-- begin --

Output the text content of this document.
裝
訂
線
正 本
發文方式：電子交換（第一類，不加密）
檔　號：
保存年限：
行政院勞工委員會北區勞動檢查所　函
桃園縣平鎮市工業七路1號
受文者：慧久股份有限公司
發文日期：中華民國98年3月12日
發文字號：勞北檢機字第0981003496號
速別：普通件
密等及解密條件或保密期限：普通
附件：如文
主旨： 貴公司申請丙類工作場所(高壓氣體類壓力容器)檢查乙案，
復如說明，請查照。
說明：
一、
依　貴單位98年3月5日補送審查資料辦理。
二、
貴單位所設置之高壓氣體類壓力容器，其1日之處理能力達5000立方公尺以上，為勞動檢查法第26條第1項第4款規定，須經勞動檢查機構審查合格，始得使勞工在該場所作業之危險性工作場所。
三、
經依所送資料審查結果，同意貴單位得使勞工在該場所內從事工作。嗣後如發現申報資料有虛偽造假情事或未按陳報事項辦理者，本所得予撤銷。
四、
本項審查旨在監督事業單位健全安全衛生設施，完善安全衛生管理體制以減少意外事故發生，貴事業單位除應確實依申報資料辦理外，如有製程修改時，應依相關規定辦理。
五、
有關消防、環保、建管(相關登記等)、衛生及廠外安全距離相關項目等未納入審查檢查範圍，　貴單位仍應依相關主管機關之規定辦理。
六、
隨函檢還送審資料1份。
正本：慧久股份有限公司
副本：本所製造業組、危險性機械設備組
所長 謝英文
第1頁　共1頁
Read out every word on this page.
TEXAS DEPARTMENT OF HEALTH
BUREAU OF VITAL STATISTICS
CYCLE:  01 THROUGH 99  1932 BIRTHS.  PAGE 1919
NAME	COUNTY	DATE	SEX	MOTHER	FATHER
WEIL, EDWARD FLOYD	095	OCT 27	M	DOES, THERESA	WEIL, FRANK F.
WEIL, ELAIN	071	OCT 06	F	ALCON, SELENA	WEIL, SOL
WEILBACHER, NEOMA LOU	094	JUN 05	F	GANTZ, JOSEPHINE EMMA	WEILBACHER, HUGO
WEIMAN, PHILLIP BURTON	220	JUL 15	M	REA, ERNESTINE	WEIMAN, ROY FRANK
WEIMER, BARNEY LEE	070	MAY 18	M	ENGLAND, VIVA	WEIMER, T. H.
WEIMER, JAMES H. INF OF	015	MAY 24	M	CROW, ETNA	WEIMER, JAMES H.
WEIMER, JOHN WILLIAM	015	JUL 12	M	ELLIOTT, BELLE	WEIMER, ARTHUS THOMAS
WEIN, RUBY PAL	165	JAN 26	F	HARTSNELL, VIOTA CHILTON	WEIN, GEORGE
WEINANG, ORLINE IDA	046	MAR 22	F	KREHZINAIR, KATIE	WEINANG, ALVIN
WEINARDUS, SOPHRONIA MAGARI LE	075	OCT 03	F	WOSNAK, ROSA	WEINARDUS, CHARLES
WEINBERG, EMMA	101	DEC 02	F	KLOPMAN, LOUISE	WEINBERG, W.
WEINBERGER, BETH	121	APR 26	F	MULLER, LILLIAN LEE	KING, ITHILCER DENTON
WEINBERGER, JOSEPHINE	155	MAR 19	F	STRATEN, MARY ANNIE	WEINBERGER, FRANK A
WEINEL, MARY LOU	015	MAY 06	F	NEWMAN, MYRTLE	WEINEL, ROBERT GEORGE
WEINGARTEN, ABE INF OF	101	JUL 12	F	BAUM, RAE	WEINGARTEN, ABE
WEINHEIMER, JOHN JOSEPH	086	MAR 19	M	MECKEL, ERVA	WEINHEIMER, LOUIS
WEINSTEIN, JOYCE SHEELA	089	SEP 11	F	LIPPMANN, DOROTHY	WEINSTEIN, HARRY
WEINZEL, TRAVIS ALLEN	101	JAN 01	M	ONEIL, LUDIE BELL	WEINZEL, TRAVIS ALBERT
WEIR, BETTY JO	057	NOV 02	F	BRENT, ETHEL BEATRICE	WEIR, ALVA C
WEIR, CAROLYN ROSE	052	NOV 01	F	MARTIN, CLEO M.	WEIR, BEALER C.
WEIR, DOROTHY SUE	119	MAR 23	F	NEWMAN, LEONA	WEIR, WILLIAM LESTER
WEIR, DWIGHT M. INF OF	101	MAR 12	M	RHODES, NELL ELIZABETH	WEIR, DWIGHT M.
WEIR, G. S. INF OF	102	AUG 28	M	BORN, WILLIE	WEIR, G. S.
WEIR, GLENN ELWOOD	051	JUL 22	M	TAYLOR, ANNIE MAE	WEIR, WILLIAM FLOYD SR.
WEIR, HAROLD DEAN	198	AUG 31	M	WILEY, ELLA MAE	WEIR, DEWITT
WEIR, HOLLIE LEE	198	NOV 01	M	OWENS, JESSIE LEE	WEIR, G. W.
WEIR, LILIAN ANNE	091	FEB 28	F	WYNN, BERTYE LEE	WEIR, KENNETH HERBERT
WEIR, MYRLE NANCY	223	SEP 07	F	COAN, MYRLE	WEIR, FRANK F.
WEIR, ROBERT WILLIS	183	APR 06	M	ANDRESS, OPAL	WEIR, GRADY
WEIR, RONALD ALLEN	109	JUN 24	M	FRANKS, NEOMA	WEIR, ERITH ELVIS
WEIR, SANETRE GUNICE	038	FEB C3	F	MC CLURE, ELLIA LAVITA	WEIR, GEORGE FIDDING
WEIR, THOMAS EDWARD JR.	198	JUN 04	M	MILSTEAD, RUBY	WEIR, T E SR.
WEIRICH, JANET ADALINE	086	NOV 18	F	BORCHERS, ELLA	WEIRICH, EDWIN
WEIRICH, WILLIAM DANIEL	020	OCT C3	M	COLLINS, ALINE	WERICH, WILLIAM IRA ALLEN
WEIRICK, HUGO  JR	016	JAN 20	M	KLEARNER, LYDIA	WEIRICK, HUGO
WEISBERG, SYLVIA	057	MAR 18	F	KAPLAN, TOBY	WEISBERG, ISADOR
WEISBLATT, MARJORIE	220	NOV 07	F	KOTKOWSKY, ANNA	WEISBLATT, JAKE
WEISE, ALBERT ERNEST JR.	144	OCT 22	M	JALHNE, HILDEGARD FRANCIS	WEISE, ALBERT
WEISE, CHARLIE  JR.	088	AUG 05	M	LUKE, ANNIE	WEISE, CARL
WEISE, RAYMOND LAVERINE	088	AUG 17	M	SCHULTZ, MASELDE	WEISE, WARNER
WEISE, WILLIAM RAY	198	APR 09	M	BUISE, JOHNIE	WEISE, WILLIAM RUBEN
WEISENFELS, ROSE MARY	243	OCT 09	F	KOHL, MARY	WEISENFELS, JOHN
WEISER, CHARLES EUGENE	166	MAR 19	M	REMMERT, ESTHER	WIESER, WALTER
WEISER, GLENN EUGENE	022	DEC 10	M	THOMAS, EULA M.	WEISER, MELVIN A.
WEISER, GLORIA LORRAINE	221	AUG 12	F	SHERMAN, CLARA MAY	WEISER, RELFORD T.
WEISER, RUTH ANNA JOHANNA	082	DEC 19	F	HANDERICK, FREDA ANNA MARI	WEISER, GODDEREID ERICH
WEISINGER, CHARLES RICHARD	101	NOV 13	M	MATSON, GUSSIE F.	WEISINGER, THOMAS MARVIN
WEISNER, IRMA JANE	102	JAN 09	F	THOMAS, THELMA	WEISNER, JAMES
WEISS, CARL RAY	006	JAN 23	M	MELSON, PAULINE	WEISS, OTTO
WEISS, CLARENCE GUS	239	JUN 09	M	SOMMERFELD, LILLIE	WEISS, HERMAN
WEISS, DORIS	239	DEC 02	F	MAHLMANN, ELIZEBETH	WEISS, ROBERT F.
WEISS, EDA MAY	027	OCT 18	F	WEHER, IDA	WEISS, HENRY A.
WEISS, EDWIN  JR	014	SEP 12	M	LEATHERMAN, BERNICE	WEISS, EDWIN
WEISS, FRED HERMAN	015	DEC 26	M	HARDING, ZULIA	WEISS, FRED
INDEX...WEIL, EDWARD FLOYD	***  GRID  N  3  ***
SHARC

-- end --

INSTRUCTION: For each line of the listing that holds the word "HUGO", show that line.

THE COMPLETED TASK:
WEILBACHER, NEOMA LOU	094	JUN 05	F	GANTZ, JOSEPHINE EMMA	WEILBACHER, HUGO
WEIRICK, HUGO  JR	016	JAN 20	M	KLEARNER, LYDIA	WEIRICK, HUGO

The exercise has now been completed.